[Extracted data entries]
----------------------------------------

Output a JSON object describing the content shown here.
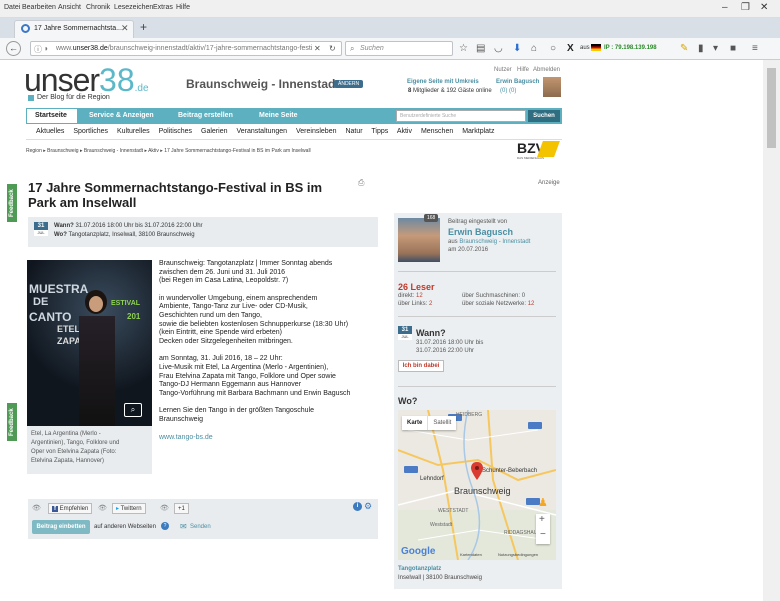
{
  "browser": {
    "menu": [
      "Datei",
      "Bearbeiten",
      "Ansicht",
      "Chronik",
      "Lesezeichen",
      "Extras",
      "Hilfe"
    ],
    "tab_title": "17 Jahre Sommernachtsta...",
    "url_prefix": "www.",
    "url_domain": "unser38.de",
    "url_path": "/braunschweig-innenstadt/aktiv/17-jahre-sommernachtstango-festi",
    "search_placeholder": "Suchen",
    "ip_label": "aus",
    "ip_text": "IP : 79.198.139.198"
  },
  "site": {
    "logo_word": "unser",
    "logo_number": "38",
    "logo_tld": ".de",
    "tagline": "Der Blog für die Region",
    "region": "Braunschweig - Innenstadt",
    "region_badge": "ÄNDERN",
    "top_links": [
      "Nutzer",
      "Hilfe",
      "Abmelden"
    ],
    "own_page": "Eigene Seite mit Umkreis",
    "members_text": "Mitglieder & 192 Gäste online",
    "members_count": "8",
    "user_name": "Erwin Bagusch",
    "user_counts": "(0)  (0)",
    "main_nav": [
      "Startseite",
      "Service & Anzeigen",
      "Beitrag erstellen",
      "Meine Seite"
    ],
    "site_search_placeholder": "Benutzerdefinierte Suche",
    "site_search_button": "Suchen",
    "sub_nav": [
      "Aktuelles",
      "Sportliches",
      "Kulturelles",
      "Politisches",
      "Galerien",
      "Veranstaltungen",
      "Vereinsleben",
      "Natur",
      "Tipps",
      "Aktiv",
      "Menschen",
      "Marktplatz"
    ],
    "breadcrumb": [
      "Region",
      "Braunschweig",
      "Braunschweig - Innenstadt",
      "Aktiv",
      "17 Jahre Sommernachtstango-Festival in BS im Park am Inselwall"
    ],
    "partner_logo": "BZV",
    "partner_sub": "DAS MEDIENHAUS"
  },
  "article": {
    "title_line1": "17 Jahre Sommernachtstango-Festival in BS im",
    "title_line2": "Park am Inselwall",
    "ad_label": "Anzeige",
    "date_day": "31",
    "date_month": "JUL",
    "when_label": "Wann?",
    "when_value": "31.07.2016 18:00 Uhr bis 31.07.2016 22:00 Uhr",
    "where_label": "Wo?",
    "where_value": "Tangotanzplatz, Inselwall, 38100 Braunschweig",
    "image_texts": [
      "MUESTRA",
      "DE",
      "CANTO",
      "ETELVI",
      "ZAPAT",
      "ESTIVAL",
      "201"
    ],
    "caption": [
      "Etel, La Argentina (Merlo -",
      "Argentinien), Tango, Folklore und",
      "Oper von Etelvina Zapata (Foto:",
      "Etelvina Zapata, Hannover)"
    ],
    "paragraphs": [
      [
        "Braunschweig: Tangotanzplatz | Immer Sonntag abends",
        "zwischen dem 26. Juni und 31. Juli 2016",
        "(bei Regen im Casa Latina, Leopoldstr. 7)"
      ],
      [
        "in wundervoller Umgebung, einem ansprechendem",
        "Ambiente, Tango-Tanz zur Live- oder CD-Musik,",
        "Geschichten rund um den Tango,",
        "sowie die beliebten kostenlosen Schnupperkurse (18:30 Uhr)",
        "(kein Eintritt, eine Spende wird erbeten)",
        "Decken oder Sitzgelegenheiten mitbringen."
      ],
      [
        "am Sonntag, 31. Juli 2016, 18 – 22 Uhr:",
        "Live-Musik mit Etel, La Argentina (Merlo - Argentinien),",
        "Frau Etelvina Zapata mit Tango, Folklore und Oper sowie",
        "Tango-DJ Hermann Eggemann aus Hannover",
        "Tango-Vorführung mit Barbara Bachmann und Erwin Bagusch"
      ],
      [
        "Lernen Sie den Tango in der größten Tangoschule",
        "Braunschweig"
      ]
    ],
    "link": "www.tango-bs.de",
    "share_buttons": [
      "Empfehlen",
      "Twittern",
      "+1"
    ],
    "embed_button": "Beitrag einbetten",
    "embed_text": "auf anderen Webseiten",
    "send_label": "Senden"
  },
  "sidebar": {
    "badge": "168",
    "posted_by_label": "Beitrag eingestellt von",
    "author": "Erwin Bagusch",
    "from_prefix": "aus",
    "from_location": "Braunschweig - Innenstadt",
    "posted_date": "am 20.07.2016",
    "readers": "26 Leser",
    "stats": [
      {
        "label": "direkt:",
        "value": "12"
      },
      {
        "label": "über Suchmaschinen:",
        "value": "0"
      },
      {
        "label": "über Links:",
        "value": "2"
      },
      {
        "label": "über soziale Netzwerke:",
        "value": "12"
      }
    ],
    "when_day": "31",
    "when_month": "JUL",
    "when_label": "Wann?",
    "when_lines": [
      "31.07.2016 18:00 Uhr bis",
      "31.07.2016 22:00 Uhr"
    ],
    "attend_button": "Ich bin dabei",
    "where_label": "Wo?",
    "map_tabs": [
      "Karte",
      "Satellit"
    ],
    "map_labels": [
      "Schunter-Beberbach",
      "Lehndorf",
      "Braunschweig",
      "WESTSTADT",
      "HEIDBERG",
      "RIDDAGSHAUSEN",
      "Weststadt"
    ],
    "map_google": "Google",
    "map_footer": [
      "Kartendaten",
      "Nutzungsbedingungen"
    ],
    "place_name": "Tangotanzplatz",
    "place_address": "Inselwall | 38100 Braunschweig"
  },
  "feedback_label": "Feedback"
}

----------------------------------------

TO DO
Repeat the data in full and exactly. Omit pictures.

TASK OUTPUT
Output a JSON object describing the content shown here.
{
  "browser": {
    "menu": [
      "Datei",
      "Bearbeiten",
      "Ansicht",
      "Chronik",
      "Lesezeichen",
      "Extras",
      "Hilfe"
    ],
    "tab_title": "17 Jahre Sommernachtsta...",
    "url_prefix": "www.",
    "url_domain": "unser38.de",
    "url_path": "/braunschweig-innenstadt/aktiv/17-jahre-sommernachtstango-festi",
    "search_placeholder": "Suchen",
    "ip_label": "aus",
    "ip_text": "IP : 79.198.139.198"
  },
  "site": {
    "logo_word": "unser",
    "logo_number": "38",
    "logo_tld": ".de",
    "tagline": "Der Blog für die Region",
    "region": "Braunschweig - Innenstadt",
    "region_badge": "ÄNDERN",
    "top_links": [
      "Nutzer",
      "Hilfe",
      "Abmelden"
    ],
    "own_page": "Eigene Seite mit Umkreis",
    "members_text": "Mitglieder & 192 Gäste online",
    "members_count": "8",
    "user_name": "Erwin Bagusch",
    "user_counts": "(0)  (0)",
    "main_nav": [
      "Startseite",
      "Service & Anzeigen",
      "Beitrag erstellen",
      "Meine Seite"
    ],
    "site_search_placeholder": "Benutzerdefinierte Suche",
    "site_search_button": "Suchen",
    "sub_nav": [
      "Aktuelles",
      "Sportliches",
      "Kulturelles",
      "Politisches",
      "Galerien",
      "Veranstaltungen",
      "Vereinsleben",
      "Natur",
      "Tipps",
      "Aktiv",
      "Menschen",
      "Marktplatz"
    ],
    "breadcrumb": [
      "Region",
      "Braunschweig",
      "Braunschweig - Innenstadt",
      "Aktiv",
      "17 Jahre Sommernachtstango-Festival in BS im Park am Inselwall"
    ],
    "partner_logo": "BZV",
    "partner_sub": "DAS MEDIENHAUS"
  },
  "article": {
    "title_line1": "17 Jahre Sommernachtstango-Festival in BS im",
    "title_line2": "Park am Inselwall",
    "ad_label": "Anzeige",
    "date_day": "31",
    "date_month": "JUL",
    "when_label": "Wann?",
    "when_value": "31.07.2016 18:00 Uhr bis 31.07.2016 22:00 Uhr",
    "where_label": "Wo?",
    "where_value": "Tangotanzplatz, Inselwall, 38100 Braunschweig",
    "image_texts": [
      "MUESTRA",
      "DE",
      "CANTO",
      "ETELVI",
      "ZAPAT",
      "ESTIVAL",
      "201"
    ],
    "caption": [
      "Etel, La Argentina (Merlo -",
      "Argentinien), Tango, Folklore und",
      "Oper von Etelvina Zapata (Foto:",
      "Etelvina Zapata, Hannover)"
    ],
    "paragraphs": [
      [
        "Braunschweig: Tangotanzplatz | Immer Sonntag abends",
        "zwischen dem 26. Juni und 31. Juli 2016",
        "(bei Regen im Casa Latina, Leopoldstr. 7)"
      ],
      [
        "in wundervoller Umgebung, einem ansprechendem",
        "Ambiente, Tango-Tanz zur Live- oder CD-Musik,",
        "Geschichten rund um den Tango,",
        "sowie die beliebten kostenlosen Schnupperkurse (18:30 Uhr)",
        "(kein Eintritt, eine Spende wird erbeten)",
        "Decken oder Sitzgelegenheiten mitbringen."
      ],
      [
        "am Sonntag, 31. Juli 2016, 18 – 22 Uhr:",
        "Live-Musik mit Etel, La Argentina (Merlo - Argentinien),",
        "Frau Etelvina Zapata mit Tango, Folklore und Oper sowie",
        "Tango-DJ Hermann Eggemann aus Hannover",
        "Tango-Vorführung mit Barbara Bachmann und Erwin Bagusch"
      ],
      [
        "Lernen Sie den Tango in der größten Tangoschule",
        "Braunschweig"
      ]
    ],
    "link": "www.tango-bs.de",
    "share_buttons": [
      "Empfehlen",
      "Twittern",
      "+1"
    ],
    "embed_button": "Beitrag einbetten",
    "embed_text": "auf anderen Webseiten",
    "send_label": "Senden"
  },
  "sidebar": {
    "badge": "168",
    "posted_by_label": "Beitrag eingestellt von",
    "author": "Erwin Bagusch",
    "from_prefix": "aus",
    "from_location": "Braunschweig - Innenstadt",
    "posted_date": "am 20.07.2016",
    "readers": "26 Leser",
    "stats": [
      {
        "label": "direkt:",
        "value": "12"
      },
      {
        "label": "über Suchmaschinen:",
        "value": "0"
      },
      {
        "label": "über Links:",
        "value": "2"
      },
      {
        "label": "über soziale Netzwerke:",
        "value": "12"
      }
    ],
    "when_day": "31",
    "when_month": "JUL",
    "when_label": "Wann?",
    "when_lines": [
      "31.07.2016 18:00 Uhr bis",
      "31.07.2016 22:00 Uhr"
    ],
    "attend_button": "Ich bin dabei",
    "where_label": "Wo?",
    "map_tabs": [
      "Karte",
      "Satellit"
    ],
    "map_labels": [
      "Schunter-Beberbach",
      "Lehndorf",
      "Braunschweig",
      "WESTSTADT",
      "HEIDBERG",
      "RIDDAGSHAUSEN",
      "Weststadt"
    ],
    "map_google": "Google",
    "map_footer": [
      "Kartendaten",
      "Nutzungsbedingungen"
    ],
    "place_name": "Tangotanzplatz",
    "place_address": "Inselwall | 38100 Braunschweig"
  },
  "feedback_label": "Feedback"
}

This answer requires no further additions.